▶ [EXERCISE OBJECTIVE]:
Of the lines in the entries below, state how many hold the word "Compression". Say nothing else.

(Figure collection entries)
▬▬▬
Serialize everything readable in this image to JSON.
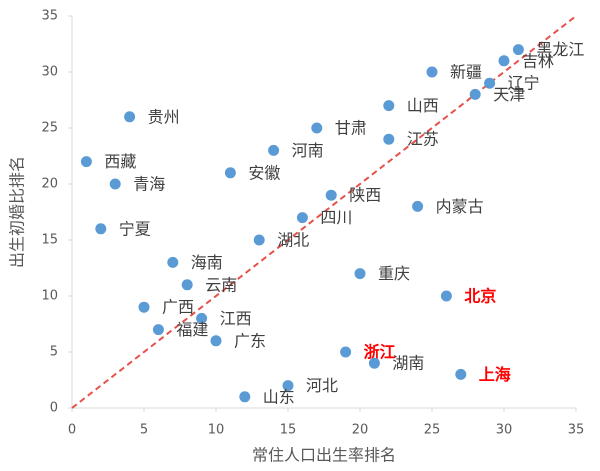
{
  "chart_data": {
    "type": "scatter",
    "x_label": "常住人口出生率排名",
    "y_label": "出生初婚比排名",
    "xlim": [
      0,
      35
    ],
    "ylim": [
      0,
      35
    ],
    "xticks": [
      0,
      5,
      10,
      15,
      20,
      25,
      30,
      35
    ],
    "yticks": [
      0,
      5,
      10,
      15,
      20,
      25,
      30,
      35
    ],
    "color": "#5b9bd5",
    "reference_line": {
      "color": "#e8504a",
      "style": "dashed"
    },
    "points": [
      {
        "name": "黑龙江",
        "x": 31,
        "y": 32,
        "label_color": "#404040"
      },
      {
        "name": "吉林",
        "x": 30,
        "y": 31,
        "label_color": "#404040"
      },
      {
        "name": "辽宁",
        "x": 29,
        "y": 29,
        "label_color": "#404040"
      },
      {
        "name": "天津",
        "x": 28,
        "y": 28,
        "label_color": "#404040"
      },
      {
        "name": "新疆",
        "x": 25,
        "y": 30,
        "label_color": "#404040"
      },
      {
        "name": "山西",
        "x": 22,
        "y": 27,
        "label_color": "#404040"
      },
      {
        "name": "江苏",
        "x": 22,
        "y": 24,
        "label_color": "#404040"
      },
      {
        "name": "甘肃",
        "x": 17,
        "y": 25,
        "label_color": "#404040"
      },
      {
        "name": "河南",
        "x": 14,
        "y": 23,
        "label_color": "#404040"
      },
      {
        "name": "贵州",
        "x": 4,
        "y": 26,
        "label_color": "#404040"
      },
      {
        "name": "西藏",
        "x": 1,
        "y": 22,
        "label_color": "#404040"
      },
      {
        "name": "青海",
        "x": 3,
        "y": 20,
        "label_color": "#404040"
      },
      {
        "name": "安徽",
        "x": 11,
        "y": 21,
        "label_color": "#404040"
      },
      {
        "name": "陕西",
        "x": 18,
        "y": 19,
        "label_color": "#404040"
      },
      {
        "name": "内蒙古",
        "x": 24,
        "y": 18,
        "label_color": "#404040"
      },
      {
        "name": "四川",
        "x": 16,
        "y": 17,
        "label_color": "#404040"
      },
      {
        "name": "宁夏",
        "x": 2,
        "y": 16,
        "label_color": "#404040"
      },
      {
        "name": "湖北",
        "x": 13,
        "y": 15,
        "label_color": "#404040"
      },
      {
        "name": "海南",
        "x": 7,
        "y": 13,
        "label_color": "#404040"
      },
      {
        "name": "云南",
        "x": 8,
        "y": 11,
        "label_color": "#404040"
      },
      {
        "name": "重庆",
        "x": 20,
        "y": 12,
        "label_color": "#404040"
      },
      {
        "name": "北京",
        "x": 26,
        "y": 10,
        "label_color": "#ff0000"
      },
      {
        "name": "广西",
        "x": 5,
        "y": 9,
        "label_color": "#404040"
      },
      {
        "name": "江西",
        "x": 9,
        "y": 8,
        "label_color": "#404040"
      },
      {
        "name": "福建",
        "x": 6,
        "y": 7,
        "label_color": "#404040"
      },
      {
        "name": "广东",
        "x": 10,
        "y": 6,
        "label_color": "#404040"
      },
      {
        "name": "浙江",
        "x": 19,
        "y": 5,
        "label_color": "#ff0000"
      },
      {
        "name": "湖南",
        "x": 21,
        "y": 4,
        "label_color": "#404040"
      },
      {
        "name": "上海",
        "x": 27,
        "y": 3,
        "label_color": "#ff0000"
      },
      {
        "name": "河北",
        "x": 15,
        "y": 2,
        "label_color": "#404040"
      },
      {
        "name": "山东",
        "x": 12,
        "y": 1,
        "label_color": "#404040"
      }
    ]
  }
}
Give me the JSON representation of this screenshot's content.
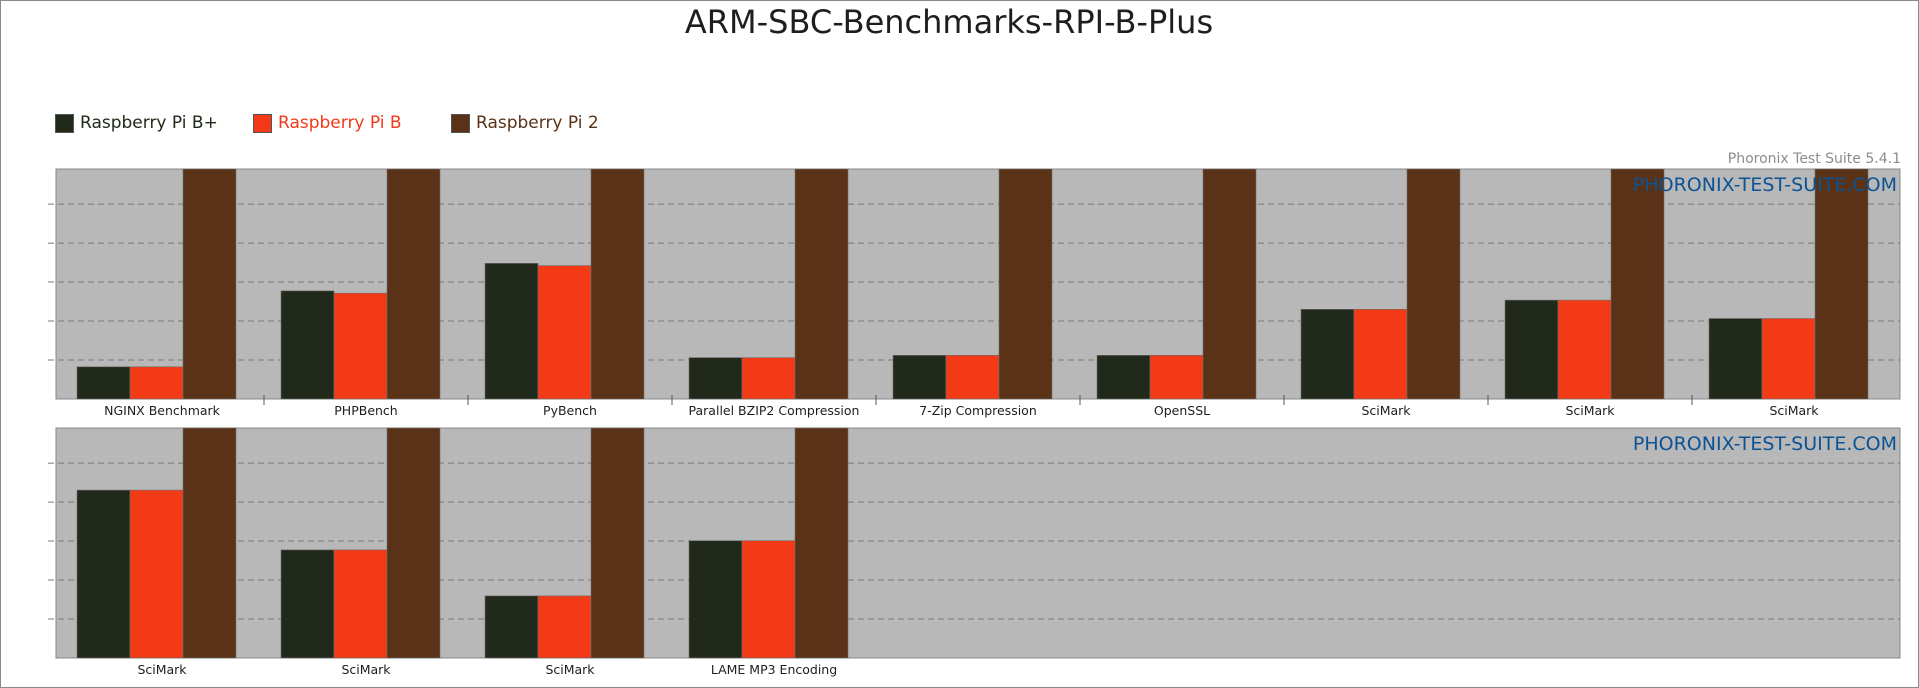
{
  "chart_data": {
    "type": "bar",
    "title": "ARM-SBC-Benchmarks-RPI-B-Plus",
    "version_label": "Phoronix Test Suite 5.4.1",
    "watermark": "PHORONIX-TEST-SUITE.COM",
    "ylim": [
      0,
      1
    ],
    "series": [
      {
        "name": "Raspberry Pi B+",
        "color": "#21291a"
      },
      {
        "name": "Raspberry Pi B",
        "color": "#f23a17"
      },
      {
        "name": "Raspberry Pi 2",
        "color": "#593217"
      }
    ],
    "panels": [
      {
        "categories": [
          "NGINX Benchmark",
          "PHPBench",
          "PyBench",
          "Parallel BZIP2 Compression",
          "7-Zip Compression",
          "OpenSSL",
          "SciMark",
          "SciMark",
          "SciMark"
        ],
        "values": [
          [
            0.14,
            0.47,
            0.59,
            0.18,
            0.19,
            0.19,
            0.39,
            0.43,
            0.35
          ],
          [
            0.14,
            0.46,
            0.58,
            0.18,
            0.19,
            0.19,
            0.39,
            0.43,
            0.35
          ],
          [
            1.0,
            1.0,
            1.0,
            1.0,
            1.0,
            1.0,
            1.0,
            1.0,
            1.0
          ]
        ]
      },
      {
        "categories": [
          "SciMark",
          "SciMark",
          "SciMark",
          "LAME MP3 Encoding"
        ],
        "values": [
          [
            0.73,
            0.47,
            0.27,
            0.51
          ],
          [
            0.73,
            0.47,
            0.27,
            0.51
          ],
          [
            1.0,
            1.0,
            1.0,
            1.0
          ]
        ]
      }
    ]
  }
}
▬▬▬
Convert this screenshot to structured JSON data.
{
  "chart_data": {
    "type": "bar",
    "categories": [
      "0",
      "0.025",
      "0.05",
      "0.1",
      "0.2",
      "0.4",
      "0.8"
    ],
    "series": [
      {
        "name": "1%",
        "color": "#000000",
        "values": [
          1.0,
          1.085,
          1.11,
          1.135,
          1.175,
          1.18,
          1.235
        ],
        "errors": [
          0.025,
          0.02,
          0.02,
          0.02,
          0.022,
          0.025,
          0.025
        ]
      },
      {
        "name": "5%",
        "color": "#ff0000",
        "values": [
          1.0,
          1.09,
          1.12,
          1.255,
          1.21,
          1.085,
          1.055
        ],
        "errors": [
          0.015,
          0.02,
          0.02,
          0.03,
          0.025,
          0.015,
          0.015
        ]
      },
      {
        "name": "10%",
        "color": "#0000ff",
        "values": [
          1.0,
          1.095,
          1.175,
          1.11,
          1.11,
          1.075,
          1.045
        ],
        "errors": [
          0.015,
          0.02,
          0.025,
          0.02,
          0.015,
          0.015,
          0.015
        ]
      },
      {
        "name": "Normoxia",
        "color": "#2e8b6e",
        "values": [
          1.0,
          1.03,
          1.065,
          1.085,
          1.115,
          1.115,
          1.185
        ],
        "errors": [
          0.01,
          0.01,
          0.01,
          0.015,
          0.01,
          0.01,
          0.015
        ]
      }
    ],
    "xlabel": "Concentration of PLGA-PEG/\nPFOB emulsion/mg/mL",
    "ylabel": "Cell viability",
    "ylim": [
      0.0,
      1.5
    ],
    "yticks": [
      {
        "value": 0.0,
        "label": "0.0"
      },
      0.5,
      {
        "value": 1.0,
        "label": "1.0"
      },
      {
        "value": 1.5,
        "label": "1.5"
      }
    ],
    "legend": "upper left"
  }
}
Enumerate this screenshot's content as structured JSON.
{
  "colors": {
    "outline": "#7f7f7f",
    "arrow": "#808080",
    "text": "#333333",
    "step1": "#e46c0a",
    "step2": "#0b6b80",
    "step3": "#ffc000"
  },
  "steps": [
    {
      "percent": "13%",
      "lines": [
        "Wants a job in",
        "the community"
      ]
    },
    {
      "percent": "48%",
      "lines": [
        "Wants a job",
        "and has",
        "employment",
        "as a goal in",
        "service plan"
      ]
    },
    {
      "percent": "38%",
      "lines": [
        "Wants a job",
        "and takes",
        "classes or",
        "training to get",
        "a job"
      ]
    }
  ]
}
▬▬▬
▶ [TASK RESPONSE]:
2